TASK BRIEF ▸ Write out every record in full, exactly as written, please.

MATERIAL SUPPLIED ▸
+++

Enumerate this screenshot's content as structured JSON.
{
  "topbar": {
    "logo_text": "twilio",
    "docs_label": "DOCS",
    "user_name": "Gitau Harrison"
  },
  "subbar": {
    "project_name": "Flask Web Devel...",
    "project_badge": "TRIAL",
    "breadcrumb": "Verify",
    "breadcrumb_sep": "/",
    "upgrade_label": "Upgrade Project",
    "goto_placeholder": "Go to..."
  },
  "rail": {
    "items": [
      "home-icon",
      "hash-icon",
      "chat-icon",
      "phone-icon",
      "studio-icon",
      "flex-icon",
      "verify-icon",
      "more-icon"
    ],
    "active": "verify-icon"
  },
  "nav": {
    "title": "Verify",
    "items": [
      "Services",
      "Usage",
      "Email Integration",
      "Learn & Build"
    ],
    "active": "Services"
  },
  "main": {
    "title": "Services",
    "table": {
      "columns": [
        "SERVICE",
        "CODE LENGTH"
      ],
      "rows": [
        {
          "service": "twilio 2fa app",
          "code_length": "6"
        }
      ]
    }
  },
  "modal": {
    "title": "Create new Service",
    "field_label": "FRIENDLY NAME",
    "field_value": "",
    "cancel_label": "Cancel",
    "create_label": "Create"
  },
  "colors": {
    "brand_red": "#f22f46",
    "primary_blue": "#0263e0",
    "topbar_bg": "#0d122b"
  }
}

+++

SOLVED EXERCISE ▸
Enumerate this screenshot's content as structured JSON.
{
  "topbar": {
    "logo_text": "twilio",
    "docs_label": "DOCS",
    "user_name": "Gitau Harrison"
  },
  "subbar": {
    "project_name": "Flask Web Devel...",
    "project_badge": "TRIAL",
    "breadcrumb": "Verify",
    "breadcrumb_sep": "/",
    "upgrade_label": "Upgrade Project",
    "goto_placeholder": "Go to..."
  },
  "rail": {
    "items": [
      "home-icon",
      "hash-icon",
      "chat-icon",
      "phone-icon",
      "studio-icon",
      "flex-icon",
      "verify-icon",
      "more-icon"
    ],
    "active": "verify-icon"
  },
  "nav": {
    "title": "Verify",
    "items": [
      "Services",
      "Usage",
      "Email Integration",
      "Learn & Build"
    ],
    "active": "Services"
  },
  "main": {
    "title": "Services",
    "table": {
      "columns": [
        "SERVICE",
        "CODE LENGTH"
      ],
      "rows": [
        {
          "service": "twilio 2fa app",
          "code_length": "6"
        }
      ]
    }
  },
  "modal": {
    "title": "Create new Service",
    "field_label": "FRIENDLY NAME",
    "field_value": "",
    "cancel_label": "Cancel",
    "create_label": "Create"
  },
  "colors": {
    "brand_red": "#f22f46",
    "primary_blue": "#0263e0",
    "topbar_bg": "#0d122b"
  }
}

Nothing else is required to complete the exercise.